• [Stored records]:
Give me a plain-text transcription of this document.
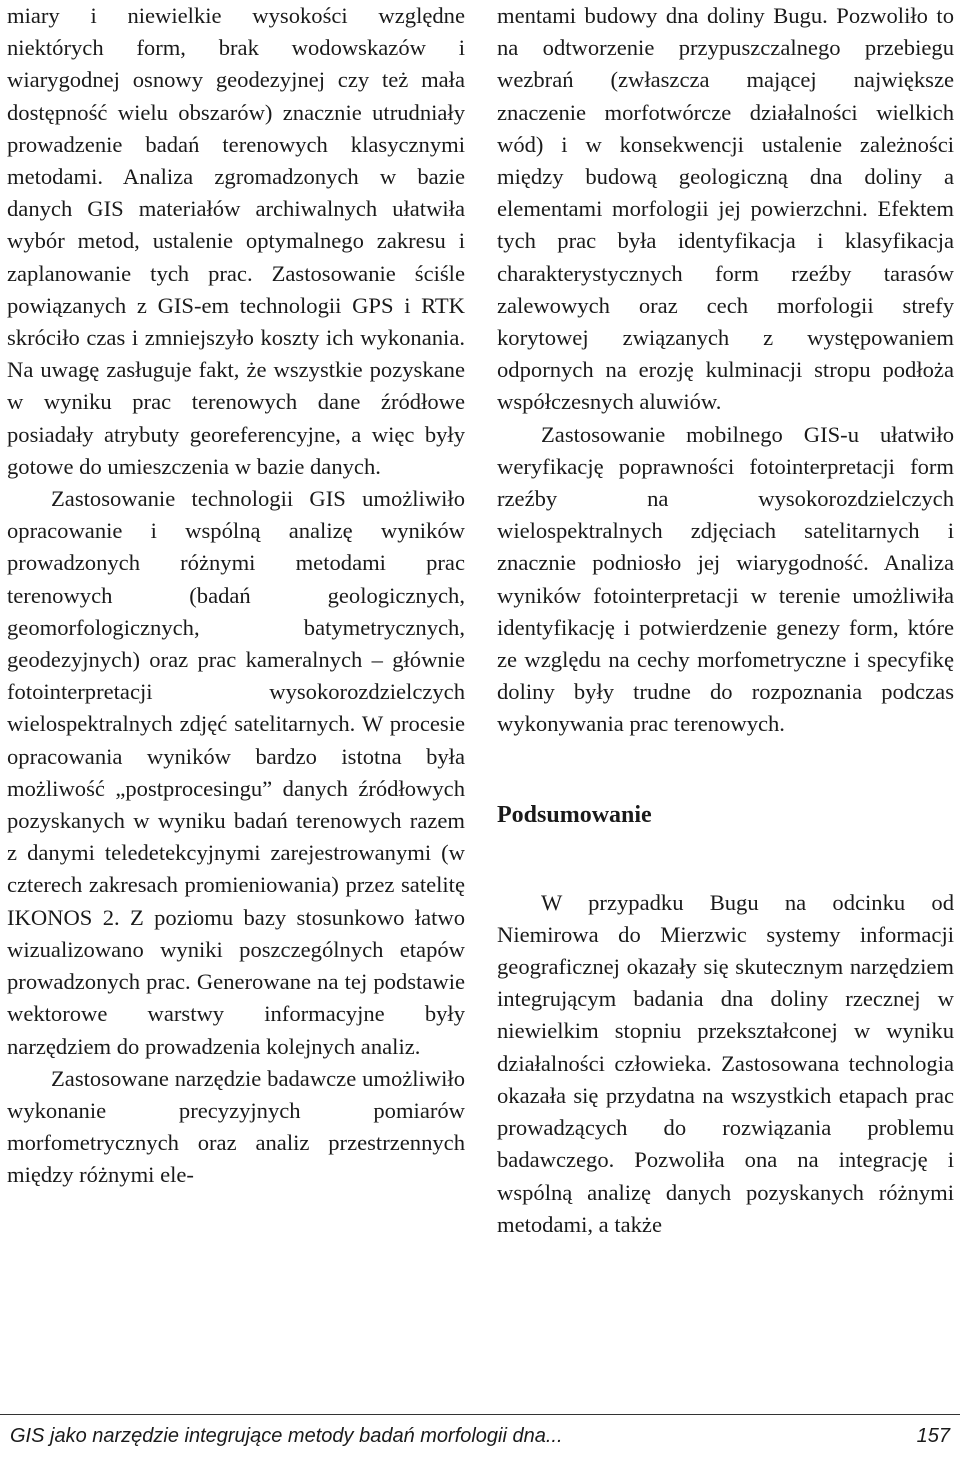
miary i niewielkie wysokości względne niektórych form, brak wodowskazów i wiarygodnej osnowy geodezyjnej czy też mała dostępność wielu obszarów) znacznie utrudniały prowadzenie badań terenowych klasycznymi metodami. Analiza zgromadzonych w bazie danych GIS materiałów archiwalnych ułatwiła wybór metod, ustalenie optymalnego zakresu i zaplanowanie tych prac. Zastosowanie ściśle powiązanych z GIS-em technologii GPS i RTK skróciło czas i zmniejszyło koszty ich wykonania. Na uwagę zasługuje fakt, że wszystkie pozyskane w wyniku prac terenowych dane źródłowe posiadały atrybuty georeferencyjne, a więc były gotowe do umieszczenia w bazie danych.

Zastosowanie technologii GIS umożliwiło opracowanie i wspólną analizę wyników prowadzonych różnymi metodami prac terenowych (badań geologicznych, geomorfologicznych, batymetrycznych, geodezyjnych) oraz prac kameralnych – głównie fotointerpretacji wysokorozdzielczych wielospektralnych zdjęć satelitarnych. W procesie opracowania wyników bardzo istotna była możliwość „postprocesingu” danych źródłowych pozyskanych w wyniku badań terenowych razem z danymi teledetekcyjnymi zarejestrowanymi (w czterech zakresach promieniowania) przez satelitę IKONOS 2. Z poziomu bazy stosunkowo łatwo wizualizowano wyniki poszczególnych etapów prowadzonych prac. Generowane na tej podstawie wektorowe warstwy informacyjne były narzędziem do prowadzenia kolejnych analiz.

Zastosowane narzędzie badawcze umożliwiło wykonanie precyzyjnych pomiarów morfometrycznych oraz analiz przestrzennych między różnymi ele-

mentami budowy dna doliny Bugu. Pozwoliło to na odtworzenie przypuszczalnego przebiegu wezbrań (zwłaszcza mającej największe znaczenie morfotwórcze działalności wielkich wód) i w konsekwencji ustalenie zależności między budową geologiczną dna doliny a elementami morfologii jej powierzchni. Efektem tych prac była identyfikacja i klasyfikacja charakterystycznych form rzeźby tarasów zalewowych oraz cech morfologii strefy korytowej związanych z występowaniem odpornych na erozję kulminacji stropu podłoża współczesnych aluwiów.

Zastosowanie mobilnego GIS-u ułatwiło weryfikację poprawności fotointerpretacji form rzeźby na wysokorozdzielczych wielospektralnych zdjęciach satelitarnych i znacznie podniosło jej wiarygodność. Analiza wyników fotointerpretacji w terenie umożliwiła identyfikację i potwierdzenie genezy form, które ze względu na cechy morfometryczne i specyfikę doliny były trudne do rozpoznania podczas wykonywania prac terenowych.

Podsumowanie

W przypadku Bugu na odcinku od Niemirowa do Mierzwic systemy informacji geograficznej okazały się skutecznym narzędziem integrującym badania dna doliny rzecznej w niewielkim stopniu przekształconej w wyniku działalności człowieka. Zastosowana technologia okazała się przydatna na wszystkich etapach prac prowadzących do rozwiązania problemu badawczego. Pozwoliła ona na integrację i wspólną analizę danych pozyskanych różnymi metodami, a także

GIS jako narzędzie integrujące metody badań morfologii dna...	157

==

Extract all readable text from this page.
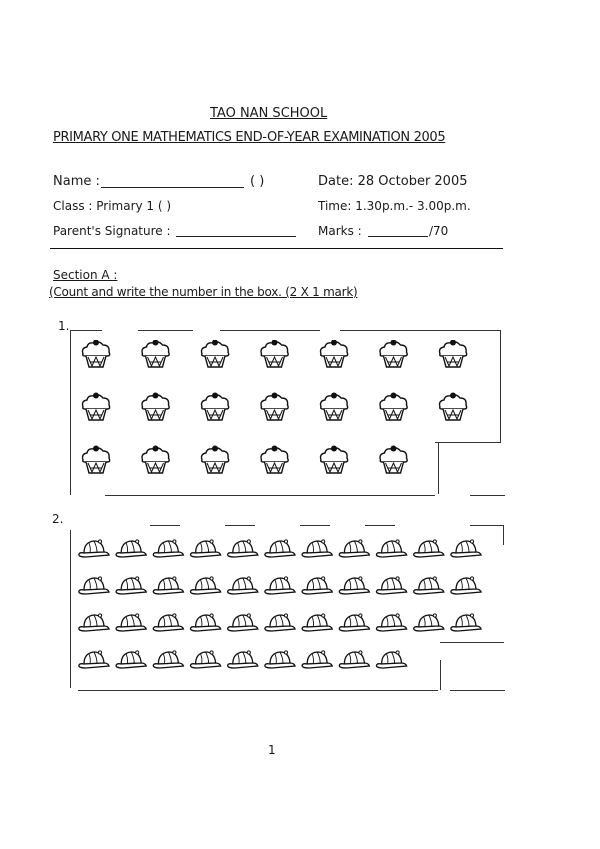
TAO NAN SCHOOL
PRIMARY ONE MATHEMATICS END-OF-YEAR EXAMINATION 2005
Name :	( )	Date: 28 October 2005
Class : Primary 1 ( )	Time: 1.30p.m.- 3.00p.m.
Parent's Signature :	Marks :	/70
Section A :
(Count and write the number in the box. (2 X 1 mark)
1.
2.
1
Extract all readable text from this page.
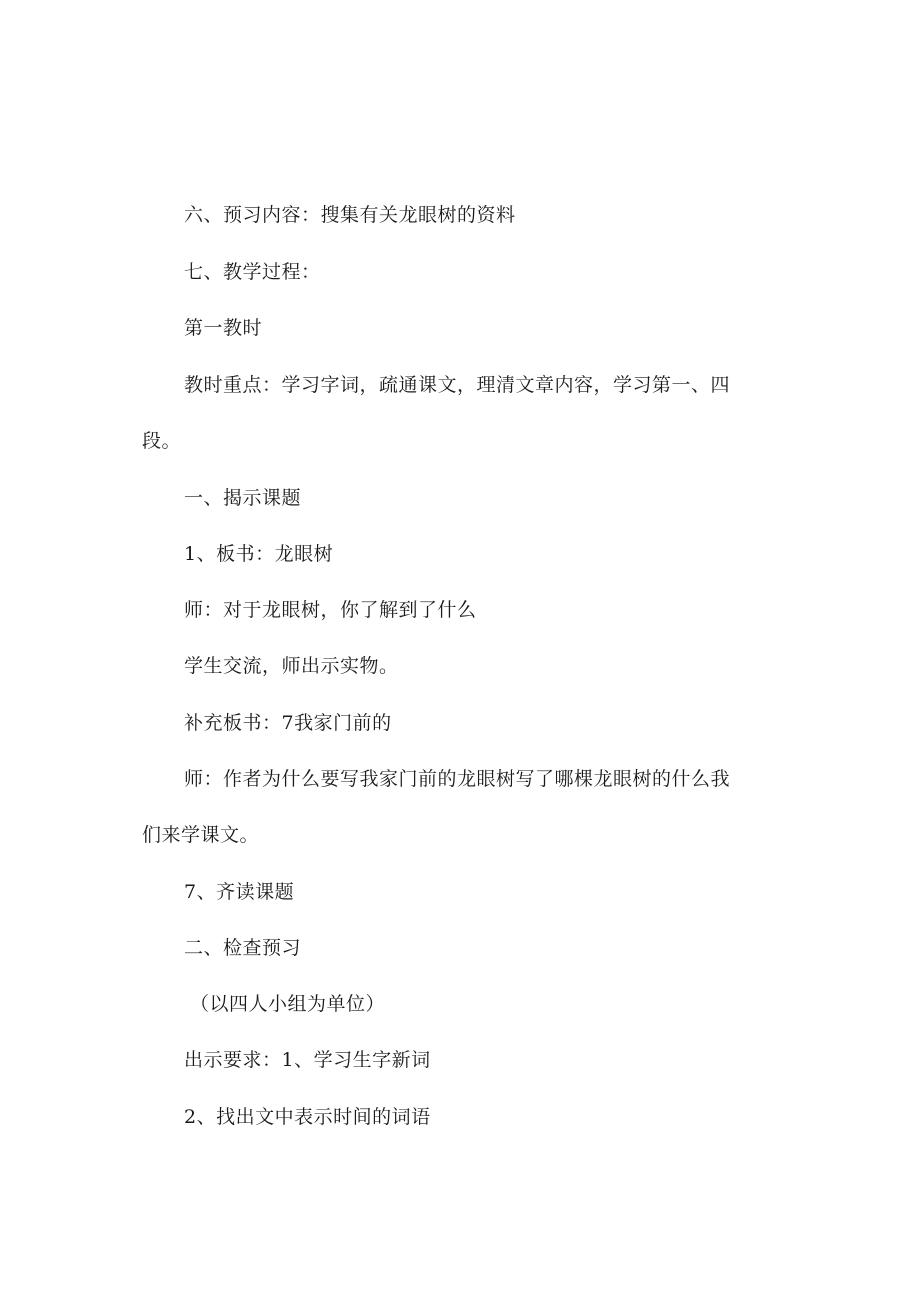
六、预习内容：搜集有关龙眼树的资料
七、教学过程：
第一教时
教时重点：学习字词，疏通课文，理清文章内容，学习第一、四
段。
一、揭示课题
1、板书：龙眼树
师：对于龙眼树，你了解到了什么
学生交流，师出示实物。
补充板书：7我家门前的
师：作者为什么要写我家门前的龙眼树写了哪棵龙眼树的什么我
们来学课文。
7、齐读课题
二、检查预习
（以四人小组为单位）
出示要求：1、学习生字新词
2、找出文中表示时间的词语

• [Given problem]: Each line holding "wyniku" must be found and copied.

• [Reply]:
miary i niewielkie wysokości względne niektórych form, brak wodowskazów i wiarygodnej osnowy geodezyjnej czy też mała dostępność wielu obszarów) znacznie utrudniały prowadzenie badań terenowych klasycznymi metodami. Analiza zgromadzonych w bazie danych GIS materiałów archiwalnych ułatwiła wybór metod, ustalenie optymalnego zakresu i zaplanowanie tych prac. Zastosowanie ściśle powiązanych z GIS-em technologii GPS i RTK skróciło czas i zmniejszyło koszty ich wykonania. Na uwagę zasługuje fakt, że wszystkie pozyskane w wyniku prac terenowych dane źródłowe posiadały atrybuty georeferencyjne, a więc były gotowe do umieszczenia w bazie danych.
Zastosowanie technologii GIS umożliwiło opracowanie i wspólną analizę wyników prowadzonych różnymi metodami prac terenowych (badań geologicznych, geomorfologicznych, batymetrycznych, geodezyjnych) oraz prac kameralnych – głównie fotointerpretacji wysokorozdzielczych wielospektralnych zdjęć satelitarnych. W procesie opracowania wyników bardzo istotna była możliwość „postprocesingu” danych źródłowych pozyskanych w wyniku badań terenowych razem z danymi teledetekcyjnymi zarejestrowanymi (w czterech zakresach promieniowania) przez satelitę IKONOS 2. Z poziomu bazy stosunkowo łatwo wizualizowano wyniki poszczególnych etapów prowadzonych prac. Generowane na tej podstawie wektorowe warstwy informacyjne były narzędziem do prowadzenia kolejnych analiz.
W przypadku Bugu na odcinku od Niemirowa do Mierzwic systemy informacji geograficznej okazały się skutecznym narzędziem integrującym badania dna doliny rzecznej w niewielkim stopniu przekształconej w wyniku działalności człowieka. Zastosowana technologia okazała się przydatna na wszystkich etapach prac prowadzących do rozwiązania problemu badawczego. Pozwoliła ona na integrację i wspólną analizę danych pozyskanych różnymi metodami, a także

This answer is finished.